▸ WHAT THE TASK ASKS
Extract the data exactly, missing nothing.

[Stored records]

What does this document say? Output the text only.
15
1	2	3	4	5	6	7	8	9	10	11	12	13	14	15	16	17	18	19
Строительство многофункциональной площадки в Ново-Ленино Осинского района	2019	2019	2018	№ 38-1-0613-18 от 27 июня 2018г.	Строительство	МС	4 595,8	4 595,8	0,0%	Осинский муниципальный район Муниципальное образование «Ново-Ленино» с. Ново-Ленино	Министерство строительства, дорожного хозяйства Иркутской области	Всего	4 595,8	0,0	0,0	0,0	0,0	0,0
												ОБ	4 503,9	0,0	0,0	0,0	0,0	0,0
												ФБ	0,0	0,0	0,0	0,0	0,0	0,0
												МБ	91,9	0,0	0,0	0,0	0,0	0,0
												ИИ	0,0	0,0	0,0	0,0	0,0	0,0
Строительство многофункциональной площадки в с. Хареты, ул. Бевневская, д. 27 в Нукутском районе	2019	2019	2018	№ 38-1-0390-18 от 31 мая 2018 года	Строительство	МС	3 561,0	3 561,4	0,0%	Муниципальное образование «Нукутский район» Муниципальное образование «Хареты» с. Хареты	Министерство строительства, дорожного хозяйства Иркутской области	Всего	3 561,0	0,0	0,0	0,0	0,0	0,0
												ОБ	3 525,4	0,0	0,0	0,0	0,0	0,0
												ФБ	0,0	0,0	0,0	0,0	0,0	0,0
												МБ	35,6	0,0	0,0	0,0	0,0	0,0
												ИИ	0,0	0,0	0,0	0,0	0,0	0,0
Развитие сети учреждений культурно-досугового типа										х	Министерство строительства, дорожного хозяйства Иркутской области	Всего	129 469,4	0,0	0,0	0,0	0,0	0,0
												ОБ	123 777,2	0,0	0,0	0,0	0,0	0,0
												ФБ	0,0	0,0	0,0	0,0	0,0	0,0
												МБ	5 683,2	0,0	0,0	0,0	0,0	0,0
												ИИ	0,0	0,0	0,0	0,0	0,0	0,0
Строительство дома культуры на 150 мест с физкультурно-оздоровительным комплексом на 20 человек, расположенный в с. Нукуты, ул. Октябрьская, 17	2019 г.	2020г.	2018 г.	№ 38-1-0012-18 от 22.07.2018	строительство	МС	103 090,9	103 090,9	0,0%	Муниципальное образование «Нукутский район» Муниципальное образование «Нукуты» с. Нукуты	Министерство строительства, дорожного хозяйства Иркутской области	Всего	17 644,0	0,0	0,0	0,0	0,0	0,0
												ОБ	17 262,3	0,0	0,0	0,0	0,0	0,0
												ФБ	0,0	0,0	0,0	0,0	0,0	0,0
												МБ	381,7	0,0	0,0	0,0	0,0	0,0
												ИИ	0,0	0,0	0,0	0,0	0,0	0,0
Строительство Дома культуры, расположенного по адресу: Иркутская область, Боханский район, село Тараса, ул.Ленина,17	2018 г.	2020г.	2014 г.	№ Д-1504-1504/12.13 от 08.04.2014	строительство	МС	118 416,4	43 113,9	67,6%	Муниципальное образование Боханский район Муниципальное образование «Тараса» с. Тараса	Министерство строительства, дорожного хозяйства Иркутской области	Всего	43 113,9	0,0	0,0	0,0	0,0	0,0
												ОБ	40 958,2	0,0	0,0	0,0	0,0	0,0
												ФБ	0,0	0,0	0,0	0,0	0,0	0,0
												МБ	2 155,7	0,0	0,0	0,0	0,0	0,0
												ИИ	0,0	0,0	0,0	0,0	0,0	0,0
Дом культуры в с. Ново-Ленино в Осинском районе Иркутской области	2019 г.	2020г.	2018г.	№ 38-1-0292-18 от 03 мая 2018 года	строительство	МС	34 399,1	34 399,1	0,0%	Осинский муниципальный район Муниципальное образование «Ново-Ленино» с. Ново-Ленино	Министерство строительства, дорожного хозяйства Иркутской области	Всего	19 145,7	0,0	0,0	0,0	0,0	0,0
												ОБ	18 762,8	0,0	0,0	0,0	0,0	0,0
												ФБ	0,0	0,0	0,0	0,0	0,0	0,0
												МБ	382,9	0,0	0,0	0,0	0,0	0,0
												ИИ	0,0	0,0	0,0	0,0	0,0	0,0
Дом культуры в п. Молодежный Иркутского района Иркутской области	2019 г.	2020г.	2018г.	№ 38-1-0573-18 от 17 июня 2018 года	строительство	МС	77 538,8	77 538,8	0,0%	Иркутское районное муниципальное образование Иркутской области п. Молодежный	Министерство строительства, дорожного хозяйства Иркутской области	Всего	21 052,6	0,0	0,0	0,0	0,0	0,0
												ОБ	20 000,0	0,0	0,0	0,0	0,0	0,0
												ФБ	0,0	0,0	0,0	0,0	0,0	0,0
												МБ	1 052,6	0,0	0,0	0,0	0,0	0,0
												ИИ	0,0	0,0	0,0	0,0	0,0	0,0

▸ SOLUTION
What does this document say? Output the text only.
15
1	2	3	4	5	6	7	8	9	10	11	12	13	14	15	16	17	18	19
Строительство многофункциональной площадки в Ново-Ленино Осинского района	2019	2019	2018	№ 38-1-0613-18 от 27 июня 2018г.	Строительство	МС	4 595,8	4 595,8	0,0%	Осинский муниципальный район Муниципальное образование «Ново-Ленино» с. Ново-Ленино	Министерство строительства, дорожного хозяйства Иркутской области	Всего	4 595,8	0,0	0,0	0,0	0,0	0,0
												ОБ	4 503,9	0,0	0,0	0,0	0,0	0,0
												ФБ	0,0	0,0	0,0	0,0	0,0	0,0
												МБ	91,9	0,0	0,0	0,0	0,0	0,0
												ИИ	0,0	0,0	0,0	0,0	0,0	0,0
Строительство многофункциональной площадки в с. Хареты, ул. Бевневская, д. 27 в Нукутском районе	2019	2019	2018	№ 38-1-0390-18 от 31 мая 2018 года	Строительство	МС	3 561,0	3 561,4	0,0%	Муниципальное образование «Нукутский район» Муниципальное образование «Хареты» с. Хареты	Министерство строительства, дорожного хозяйства Иркутской области	Всего	3 561,0	0,0	0,0	0,0	0,0	0,0
												ОБ	3 525,4	0,0	0,0	0,0	0,0	0,0
												ФБ	0,0	0,0	0,0	0,0	0,0	0,0
												МБ	35,6	0,0	0,0	0,0	0,0	0,0
												ИИ	0,0	0,0	0,0	0,0	0,0	0,0
Развитие сети учреждений культурно-досугового типа										х	Министерство строительства, дорожного хозяйства Иркутской области	Всего	129 469,4	0,0	0,0	0,0	0,0	0,0
												ОБ	123 777,2	0,0	0,0	0,0	0,0	0,0
												ФБ	0,0	0,0	0,0	0,0	0,0	0,0
												МБ	5 683,2	0,0	0,0	0,0	0,0	0,0
												ИИ	0,0	0,0	0,0	0,0	0,0	0,0
Строительство дома культуры на 150 мест с физкультурно-оздоровительным комплексом на 20 человек, расположенный в с. Нукуты, ул. Октябрьская, 17	2019 г.	2020г.	2018 г.	№ 38-1-0012-18 от 22.07.2018	строительство	МС	103 090,9	103 090,9	0,0%	Муниципальное образование «Нукутский район» Муниципальное образование «Нукуты» с. Нукуты	Министерство строительства, дорожного хозяйства Иркутской области	Всего	17 644,0	0,0	0,0	0,0	0,0	0,0
												ОБ	17 262,3	0,0	0,0	0,0	0,0	0,0
												ФБ	0,0	0,0	0,0	0,0	0,0	0,0
												МБ	381,7	0,0	0,0	0,0	0,0	0,0
												ИИ	0,0	0,0	0,0	0,0	0,0	0,0
Строительство Дома культуры, расположенного по адресу: Иркутская область, Боханский район, село Тараса, ул.Ленина,17	2018 г.	2020г.	2014 г.	№ Д-1504-1504/12.13 от 08.04.2014	строительство	МС	118 416,4	43 113,9	67,6%	Муниципальное образование Боханский район Муниципальное образование «Тараса» с. Тараса	Министерство строительства, дорожного хозяйства Иркутской области	Всего	43 113,9	0,0	0,0	0,0	0,0	0,0
												ОБ	40 958,2	0,0	0,0	0,0	0,0	0,0
												ФБ	0,0	0,0	0,0	0,0	0,0	0,0
												МБ	2 155,7	0,0	0,0	0,0	0,0	0,0
												ИИ	0,0	0,0	0,0	0,0	0,0	0,0
Дом культуры в с. Ново-Ленино в Осинском районе Иркутской области	2019 г.	2020г.	2018г.	№ 38-1-0292-18 от 03 мая 2018 года	строительство	МС	34 399,1	34 399,1	0,0%	Осинский муниципальный район Муниципальное образование «Ново-Ленино» с. Ново-Ленино	Министерство строительства, дорожного хозяйства Иркутской области	Всего	19 145,7	0,0	0,0	0,0	0,0	0,0
												ОБ	18 762,8	0,0	0,0	0,0	0,0	0,0
												ФБ	0,0	0,0	0,0	0,0	0,0	0,0
												МБ	382,9	0,0	0,0	0,0	0,0	0,0
												ИИ	0,0	0,0	0,0	0,0	0,0	0,0
Дом культуры в п. Молодежный Иркутского района Иркутской области	2019 г.	2020г.	2018г.	№ 38-1-0573-18 от 17 июня 2018 года	строительство	МС	77 538,8	77 538,8	0,0%	Иркутское районное муниципальное образование Иркутской области п. Молодежный	Министерство строительства, дорожного хозяйства Иркутской области	Всего	21 052,6	0,0	0,0	0,0	0,0	0,0
												ОБ	20 000,0	0,0	0,0	0,0	0,0	0,0
												ФБ	0,0	0,0	0,0	0,0	0,0	0,0
												МБ	1 052,6	0,0	0,0	0,0	0,0	0,0
												ИИ	0,0	0,0	0,0	0,0	0,0	0,0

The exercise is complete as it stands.